SELECTION

* * *

On the Resolution Fund, our main proposition is that it must be supranational, since a collection of national funds would not eliminate national forbearance, and without a fiscal backup the entire scheme would lack credibility (on this, see also Gros 2013). The Fund would be paid for by financial institutions participating in the Single Resolution Mechanism, and would not require any support from national budgetary resources. However, this does not eliminate – for the sake of the very credibility of the Single Resolution Mechanism – the need to establish a last-resort fiscal backup for the Fund, to be activated in exceptional circumstances such as a systemic shock affecting large parts of the EU banking system. In this regard, the first line of defence can be provided by the European Stability Mechanism – with appropriate changes in its membership – and subsequently, in extreme cases of systemic banking crisis, by national budgets. The rules for tapping these backstops and the contribution keys by the member states should be agreed in advance, lest they become the subject of frantic and divisive negotiations should a major financial shock materialise. These funds should be repaid by financial institutions as soon as the crisis subsides. The credibility of the Single Resolution Mechanism requires that the system be completed by a fiscal backstop, which may be guaranteed in the first place by the European Stability Mechanism and as a last resort by national budgets.

* * *

LISTING
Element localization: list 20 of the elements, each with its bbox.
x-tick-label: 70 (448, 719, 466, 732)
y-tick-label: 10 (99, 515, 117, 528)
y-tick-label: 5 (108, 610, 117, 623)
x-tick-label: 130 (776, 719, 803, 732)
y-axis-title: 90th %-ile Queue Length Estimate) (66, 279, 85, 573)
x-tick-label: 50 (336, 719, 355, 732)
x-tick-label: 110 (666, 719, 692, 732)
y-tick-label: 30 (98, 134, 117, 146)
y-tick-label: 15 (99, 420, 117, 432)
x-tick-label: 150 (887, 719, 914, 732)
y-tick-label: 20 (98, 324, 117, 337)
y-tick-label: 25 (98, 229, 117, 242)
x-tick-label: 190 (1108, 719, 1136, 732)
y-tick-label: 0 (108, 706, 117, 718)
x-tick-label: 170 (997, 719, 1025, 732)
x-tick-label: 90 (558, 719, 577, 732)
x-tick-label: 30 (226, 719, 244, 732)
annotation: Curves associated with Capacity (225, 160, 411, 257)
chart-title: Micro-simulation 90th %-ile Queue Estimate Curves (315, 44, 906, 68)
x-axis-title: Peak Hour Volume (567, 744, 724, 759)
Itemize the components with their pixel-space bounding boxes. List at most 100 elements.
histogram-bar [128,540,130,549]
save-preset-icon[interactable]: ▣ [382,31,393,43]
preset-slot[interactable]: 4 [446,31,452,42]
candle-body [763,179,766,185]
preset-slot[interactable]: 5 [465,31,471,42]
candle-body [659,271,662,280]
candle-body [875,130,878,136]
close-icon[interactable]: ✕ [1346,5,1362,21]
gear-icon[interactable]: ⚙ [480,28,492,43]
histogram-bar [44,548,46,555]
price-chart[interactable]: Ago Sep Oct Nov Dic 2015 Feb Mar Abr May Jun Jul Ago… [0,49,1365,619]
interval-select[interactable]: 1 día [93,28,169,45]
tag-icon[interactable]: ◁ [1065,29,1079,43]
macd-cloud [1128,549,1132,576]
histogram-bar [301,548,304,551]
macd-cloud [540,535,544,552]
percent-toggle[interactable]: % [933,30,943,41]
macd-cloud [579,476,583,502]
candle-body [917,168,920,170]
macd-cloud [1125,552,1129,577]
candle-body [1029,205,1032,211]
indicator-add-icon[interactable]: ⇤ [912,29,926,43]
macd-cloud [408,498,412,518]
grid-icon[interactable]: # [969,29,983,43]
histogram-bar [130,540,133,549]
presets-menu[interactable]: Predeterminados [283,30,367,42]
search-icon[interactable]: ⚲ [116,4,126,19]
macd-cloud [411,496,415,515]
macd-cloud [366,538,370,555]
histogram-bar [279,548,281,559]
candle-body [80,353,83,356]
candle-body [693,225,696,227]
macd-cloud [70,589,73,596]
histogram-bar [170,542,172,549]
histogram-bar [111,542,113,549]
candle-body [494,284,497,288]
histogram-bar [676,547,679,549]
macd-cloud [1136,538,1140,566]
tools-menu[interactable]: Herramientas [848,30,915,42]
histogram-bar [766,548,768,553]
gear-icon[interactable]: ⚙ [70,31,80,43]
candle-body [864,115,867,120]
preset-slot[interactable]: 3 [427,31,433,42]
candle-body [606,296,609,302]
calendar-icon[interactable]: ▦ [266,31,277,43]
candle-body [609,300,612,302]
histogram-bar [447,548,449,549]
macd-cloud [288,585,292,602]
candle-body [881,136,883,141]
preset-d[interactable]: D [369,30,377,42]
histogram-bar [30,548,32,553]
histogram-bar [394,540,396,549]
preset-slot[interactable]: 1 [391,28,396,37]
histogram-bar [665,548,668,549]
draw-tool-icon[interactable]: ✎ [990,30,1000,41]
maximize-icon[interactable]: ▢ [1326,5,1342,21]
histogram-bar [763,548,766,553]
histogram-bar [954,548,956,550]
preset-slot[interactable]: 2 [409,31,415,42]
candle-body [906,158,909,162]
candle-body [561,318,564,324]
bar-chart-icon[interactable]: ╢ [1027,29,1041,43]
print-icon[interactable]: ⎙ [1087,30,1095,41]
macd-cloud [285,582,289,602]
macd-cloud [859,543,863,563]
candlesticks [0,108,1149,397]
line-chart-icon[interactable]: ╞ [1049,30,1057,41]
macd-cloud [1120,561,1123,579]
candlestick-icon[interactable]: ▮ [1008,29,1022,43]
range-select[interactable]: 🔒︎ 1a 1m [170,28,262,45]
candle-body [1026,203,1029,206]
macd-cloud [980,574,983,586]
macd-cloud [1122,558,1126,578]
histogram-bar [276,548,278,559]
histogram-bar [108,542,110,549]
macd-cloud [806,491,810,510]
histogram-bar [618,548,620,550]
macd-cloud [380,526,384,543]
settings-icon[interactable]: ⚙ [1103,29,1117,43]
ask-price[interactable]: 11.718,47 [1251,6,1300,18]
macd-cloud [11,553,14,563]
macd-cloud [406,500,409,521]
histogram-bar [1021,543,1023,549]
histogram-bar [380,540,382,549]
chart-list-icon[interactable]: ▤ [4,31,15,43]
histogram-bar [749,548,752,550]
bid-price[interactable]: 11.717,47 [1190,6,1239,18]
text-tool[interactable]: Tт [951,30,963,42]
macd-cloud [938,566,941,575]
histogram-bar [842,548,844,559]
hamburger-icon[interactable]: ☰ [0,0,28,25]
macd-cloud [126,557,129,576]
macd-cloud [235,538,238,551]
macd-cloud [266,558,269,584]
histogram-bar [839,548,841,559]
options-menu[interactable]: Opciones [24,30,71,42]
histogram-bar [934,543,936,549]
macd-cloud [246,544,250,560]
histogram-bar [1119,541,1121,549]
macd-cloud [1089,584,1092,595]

* * *

SET EXERCISE 1
In the Resolution Fund passage, who would pay for the Fund?
SET EXERCISE 2
Pick up the Resolution Fund passage after its last sentence and continue it.
The data has no connection to the Resolution Fund passage.

WRITTEN RESPONSE 1
Financial institutions participating in the Single Resolution Mechanism would pay for it.

WRITTEN RESPONSE 2
Finally, we have discussed two legal aspects of the Single Resolution Mechanism’s design – its legal basis and the balance of powers between the different bodies involved in the resolution procedures. On the first aspect, were Article 114 to prove an inadequate legal basis for the exercise of centralised resolution powers deeply impinging on individual property rights, it might be necessary to consider, only in this respect, the joint resort also to Article 352. On the second aspect, we have stressed the critical role of the Commission, which must take the key decisions affecting property rights in the procedure, thus better underpinning their legality and political accountability under the Treaty.

References

•Basel Committee on Banking Supervision (2010), Report and Recommendations of the Cross-border Bank Resolution Group, Bank for International Settlements, Basel, March.
•Draghi, Mario (2013), Opening speech at the European Banking Congress “The future of Europe”, Frankfurt, 22 November.
•Financial Stability Board (2011), Key Attributes of Effective Resolution Regimes for Financial Institutions, Basel, October.
•Financial Stability Board (2013), Thematic Review on Resolution Regimes, April 11.
•Gros, D (2013), “The European Banking Disunion”, CEPS Commentary, Brussels, 14 November.
•Micossi S, G Bruzzone and J Carmassi (2013), The New European Framework for Managing Bank Crises, CEPS Policy Brief 304, Brussels, 21 November.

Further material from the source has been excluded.